DESCRIPTION OF THE TASK: Each entry here needs to be set down again exactly, please; pictures are left out.

— START OF RECORDS FOR PROCESSING —

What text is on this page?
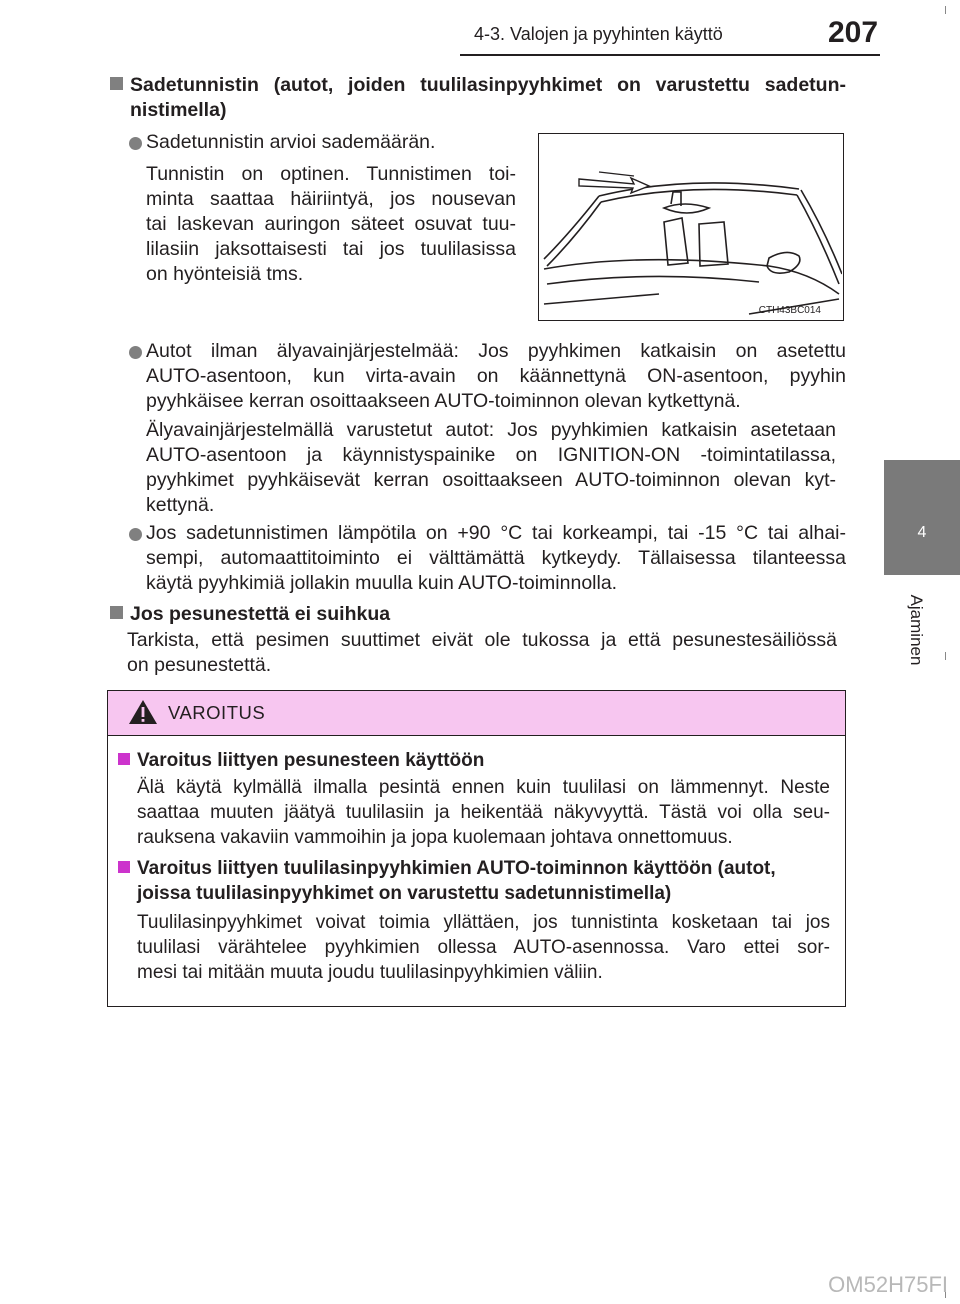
4-3. Valojen ja pyyhinten käyttö	207
4
Ajaminen
Sadetunnistin (autot, joiden tuulilasinpyyhkimet on varustettu sadetun-
nistimella)
Sadetunnistin arvioi sademäärän.
Tunnistin on optinen. Tunnistimen toi-
minta saattaa häiriintyä, jos nousevan
tai laskevan auringon säteet osuvat tuu-
lilasiin jaksottaisesti tai jos tuulilasissa
on hyönteisiä tms.
CTH43BC014
Autot ilman älyavainjärjestelmää: Jos pyyhkimen katkaisin on asetettu
AUTO-asentoon, kun virta-avain on käännettynä ON-asentoon, pyyhin
pyyhkäisee kerran osoittaakseen AUTO-toiminnon olevan kytkettynä.
Älyavainjärjestelmällä varustetut autot: Jos pyyhkimien katkaisin asetetaan
AUTO-asentoon ja käynnistyspainike on IGNITION-ON -toimintatilassa,
pyyhkimet pyyhkäisevät kerran osoittaakseen AUTO-toiminnon olevan kyt-
kettynä.
Jos sadetunnistimen lämpötila on +90 °C tai korkeampi, tai -15 °C tai alhai-
sempi, automaattitoiminto ei välttämättä kytkeydy. Tällaisessa tilanteessa
käytä pyyhkimiä jollakin muulla kuin AUTO-toiminnolla.
Jos pesunestettä ei suihkua
Tarkista, että pesimen suuttimet eivät ole tukossa ja että pesunestesäiliössä
on pesunestettä.
VAROITUS
Varoitus liittyen pesunesteen käyttöön
Älä käytä kylmällä ilmalla pesintä ennen kuin tuulilasi on lämmennyt. Neste
saattaa muuten jäätyä tuulilasiin ja heikentää näkyvyyttä. Tästä voi olla seu-
rauksena vakaviin vammoihin ja jopa kuolemaan johtava onnettomuus.
Varoitus liittyen tuulilasinpyyhkimien AUTO-toiminnon käyttöön (autot,
joissa tuulilasinpyyhkimet on varustettu sadetunnistimella)
Tuulilasinpyyhkimet voivat toimia yllättäen, jos tunnistinta kosketaan tai jos
tuulilasi värähtelee pyyhkimien ollessa AUTO-asennossa. Varo ettei sor-
mesi tai mitään muuta joudu tuulilasinpyyhkimien väliin.
OM52H75FI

— END OF RECORDS FOR PROCESSING —

RESPONSE BELOW:
What text is on this page?
4-3. Valojen ja pyyhinten käyttö	207
4
Ajaminen
Sadetunnistin (autot, joiden tuulilasinpyyhkimet on varustettu sadetun-
nistimella)
Sadetunnistin arvioi sademäärän.
Tunnistin on optinen. Tunnistimen toi-
minta saattaa häiriintyä, jos nousevan
tai laskevan auringon säteet osuvat tuu-
lilasiin jaksottaisesti tai jos tuulilasissa
on hyönteisiä tms.
CTH43BC014
Autot ilman älyavainjärjestelmää: Jos pyyhkimen katkaisin on asetettu
AUTO-asentoon, kun virta-avain on käännettynä ON-asentoon, pyyhin
pyyhkäisee kerran osoittaakseen AUTO-toiminnon olevan kytkettynä.
Älyavainjärjestelmällä varustetut autot: Jos pyyhkimien katkaisin asetetaan
AUTO-asentoon ja käynnistyspainike on IGNITION-ON -toimintatilassa,
pyyhkimet pyyhkäisevät kerran osoittaakseen AUTO-toiminnon olevan kyt-
kettynä.
Jos sadetunnistimen lämpötila on +90 °C tai korkeampi, tai -15 °C tai alhai-
sempi, automaattitoiminto ei välttämättä kytkeydy. Tällaisessa tilanteessa
käytä pyyhkimiä jollakin muulla kuin AUTO-toiminnolla.
Jos pesunestettä ei suihkua
Tarkista, että pesimen suuttimet eivät ole tukossa ja että pesunestesäiliössä
on pesunestettä.
VAROITUS
Varoitus liittyen pesunesteen käyttöön
Älä käytä kylmällä ilmalla pesintä ennen kuin tuulilasi on lämmennyt. Neste
saattaa muuten jäätyä tuulilasiin ja heikentää näkyvyyttä. Tästä voi olla seu-
rauksena vakaviin vammoihin ja jopa kuolemaan johtava onnettomuus.
Varoitus liittyen tuulilasinpyyhkimien AUTO-toiminnon käyttöön (autot,
joissa tuulilasinpyyhkimet on varustettu sadetunnistimella)
Tuulilasinpyyhkimet voivat toimia yllättäen, jos tunnistinta kosketaan tai jos
tuulilasi värähtelee pyyhkimien ollessa AUTO-asennossa. Varo ettei sor-
mesi tai mitään muuta joudu tuulilasinpyyhkimien väliin.
OM52H75FI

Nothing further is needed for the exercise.